▸ YOUR GOAL: The records are to be restated in their entirety, word for word.

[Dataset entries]
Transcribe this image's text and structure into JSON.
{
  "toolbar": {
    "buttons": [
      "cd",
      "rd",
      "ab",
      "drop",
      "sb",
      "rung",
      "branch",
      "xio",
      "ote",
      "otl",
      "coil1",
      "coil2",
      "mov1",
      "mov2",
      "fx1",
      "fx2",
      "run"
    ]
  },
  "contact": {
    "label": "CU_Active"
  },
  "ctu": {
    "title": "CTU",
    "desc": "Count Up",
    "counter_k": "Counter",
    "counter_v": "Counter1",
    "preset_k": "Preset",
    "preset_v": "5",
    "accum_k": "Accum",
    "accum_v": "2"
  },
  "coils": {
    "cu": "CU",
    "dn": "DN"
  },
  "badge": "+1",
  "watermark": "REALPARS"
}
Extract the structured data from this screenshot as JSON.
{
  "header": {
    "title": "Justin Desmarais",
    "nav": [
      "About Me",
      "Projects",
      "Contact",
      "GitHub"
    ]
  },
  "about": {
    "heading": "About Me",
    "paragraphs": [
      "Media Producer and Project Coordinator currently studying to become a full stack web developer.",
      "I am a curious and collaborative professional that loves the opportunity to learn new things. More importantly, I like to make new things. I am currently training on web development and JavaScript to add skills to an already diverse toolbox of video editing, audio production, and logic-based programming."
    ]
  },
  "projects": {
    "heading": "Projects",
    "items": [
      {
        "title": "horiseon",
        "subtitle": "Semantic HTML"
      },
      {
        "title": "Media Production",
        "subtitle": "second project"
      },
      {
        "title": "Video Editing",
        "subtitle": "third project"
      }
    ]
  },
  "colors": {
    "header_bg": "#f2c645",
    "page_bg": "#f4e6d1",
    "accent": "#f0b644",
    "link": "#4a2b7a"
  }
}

▸ SOLUTION:
Transcribe this image's text and structure into JSON.
{
  "toolbar": {
    "buttons": [
      "cd",
      "rd",
      "ab",
      "drop",
      "sb",
      "rung",
      "branch",
      "xio",
      "ote",
      "otl",
      "coil1",
      "coil2",
      "mov1",
      "mov2",
      "fx1",
      "fx2",
      "run"
    ]
  },
  "contact": {
    "label": "CU_Active"
  },
  "ctu": {
    "title": "CTU",
    "desc": "Count Up",
    "counter_k": "Counter",
    "counter_v": "Counter1",
    "preset_k": "Preset",
    "preset_v": "5",
    "accum_k": "Accum",
    "accum_v": "2"
  },
  "coils": {
    "cu": "CU",
    "dn": "DN"
  },
  "badge": "+1",
  "watermark": "REALPARS"
}
Extract the structured data from this screenshot as JSON.
{
  "header": {
    "title": "Justin Desmarais",
    "nav": [
      "About Me",
      "Projects",
      "Contact",
      "GitHub"
    ]
  },
  "about": {
    "heading": "About Me",
    "paragraphs": [
      "Media Producer and Project Coordinator currently studying to become a full stack web developer.",
      "I am a curious and collaborative professional that loves the opportunity to learn new things. More importantly, I like to make new things. I am currently training on web development and JavaScript to add skills to an already diverse toolbox of video editing, audio production, and logic-based programming."
    ]
  },
  "projects": {
    "heading": "Projects",
    "items": [
      {
        "title": "horiseon",
        "subtitle": "Semantic HTML"
      },
      {
        "title": "Media Production",
        "subtitle": "second project"
      },
      {
        "title": "Video Editing",
        "subtitle": "third project"
      }
    ]
  },
  "colors": {
    "header_bg": "#f2c645",
    "page_bg": "#f4e6d1",
    "accent": "#f0b644",
    "link": "#4a2b7a"
  }
}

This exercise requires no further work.